● YOUR INSTRUCTIONS
Extract every line that contains the word "image".
***
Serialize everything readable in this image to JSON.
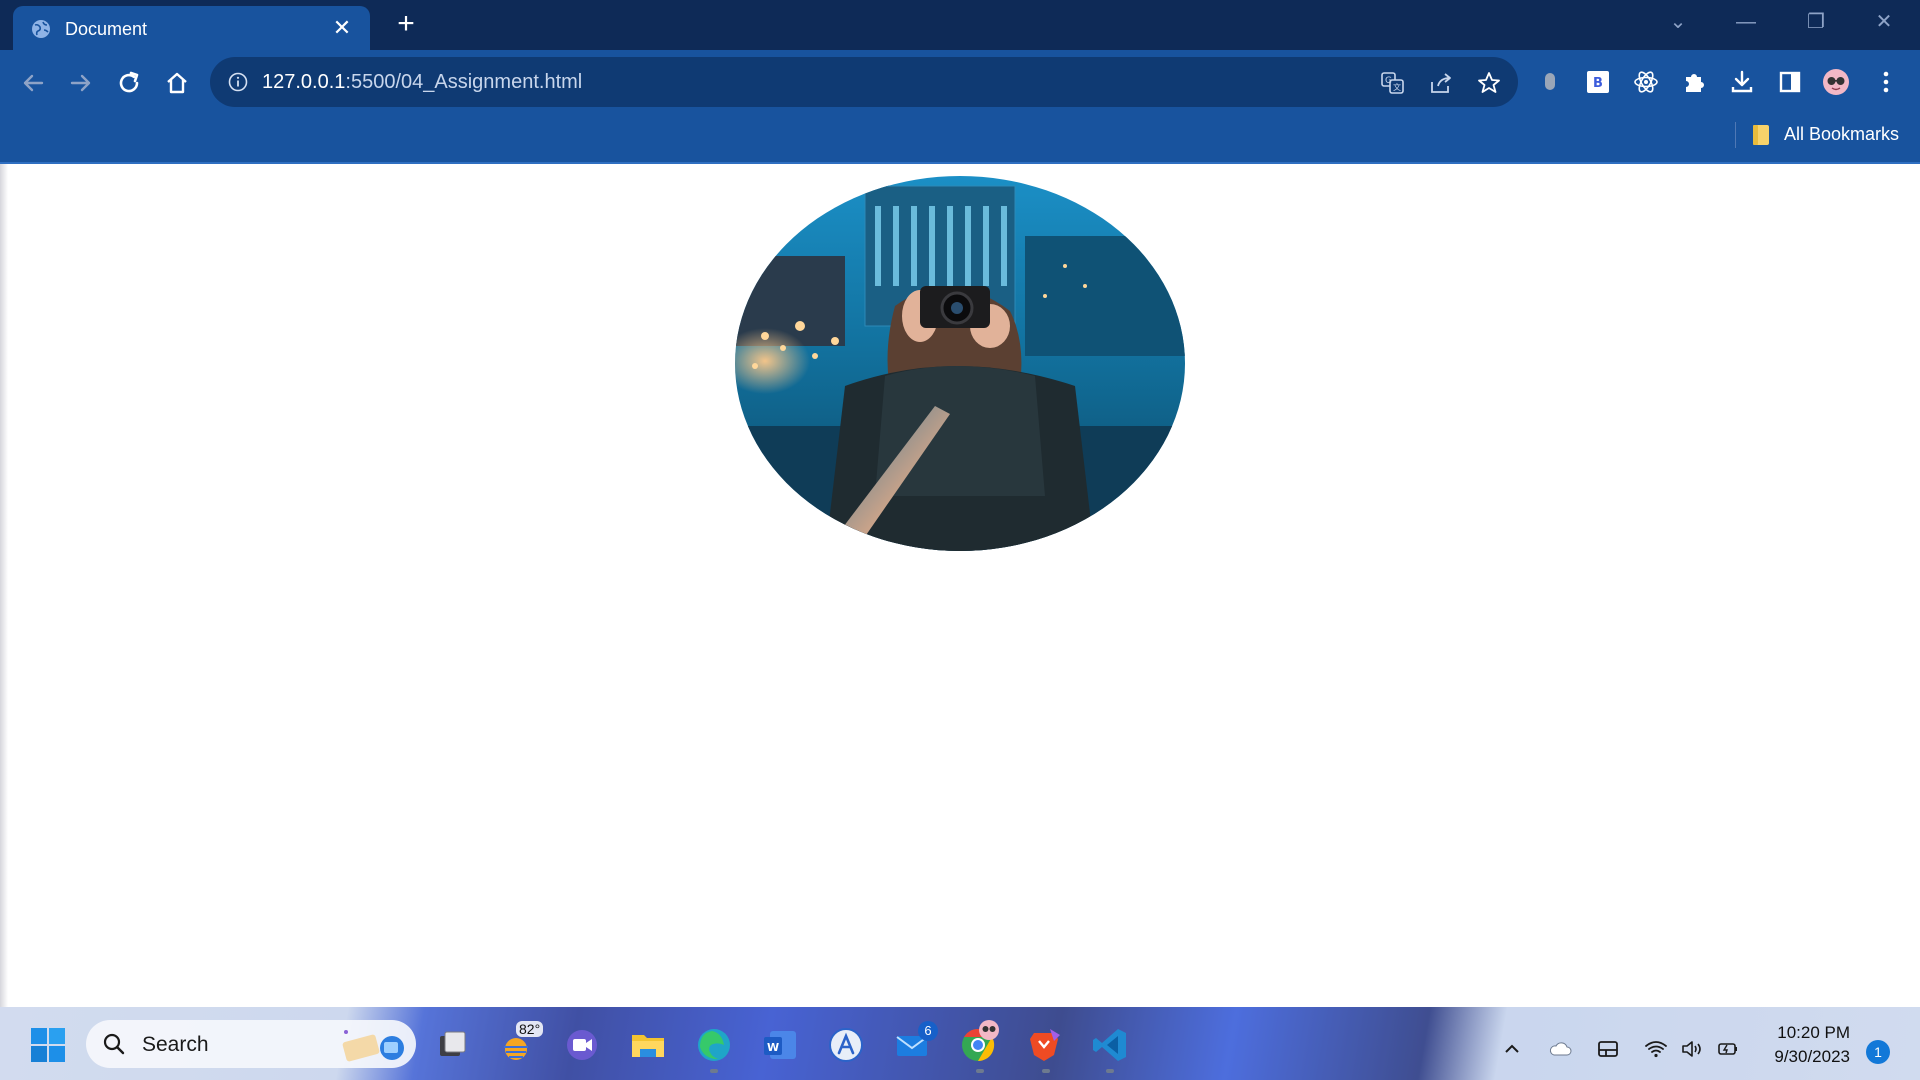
{
  "browser": {
    "tab": {
      "title": "Document",
      "close_glyph": "✕",
      "favicon": "globe-icon"
    },
    "new_tab_glyph": "+",
    "window_controls": {
      "collapse_tabs": "⌄",
      "minimize": "—",
      "restore": "❐",
      "close": "✕"
    },
    "address_bar": {
      "host": "127.0.0.1",
      "rest": ":5500/04_Assignment.html"
    },
    "bookmarks_bar": {
      "label": "All Bookmarks"
    },
    "colors": {
      "frame": "#0e2a57",
      "toolbar": "#18539e",
      "omnibox": "#0f3a73"
    }
  },
  "page": {
    "image": {
      "description_alt": "",
      "shape": "ellipse"
    }
  },
  "taskbar": {
    "search_label": "Search",
    "weather_temp": "82°",
    "mail_badge": "6",
    "clock": {
      "time": "10:20 PM",
      "date": "9/30/2023"
    },
    "notification_count": "1"
  }
}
***
● SOLVED PROBLEM
Serialize everything readable in this image to JSON.
    "image": {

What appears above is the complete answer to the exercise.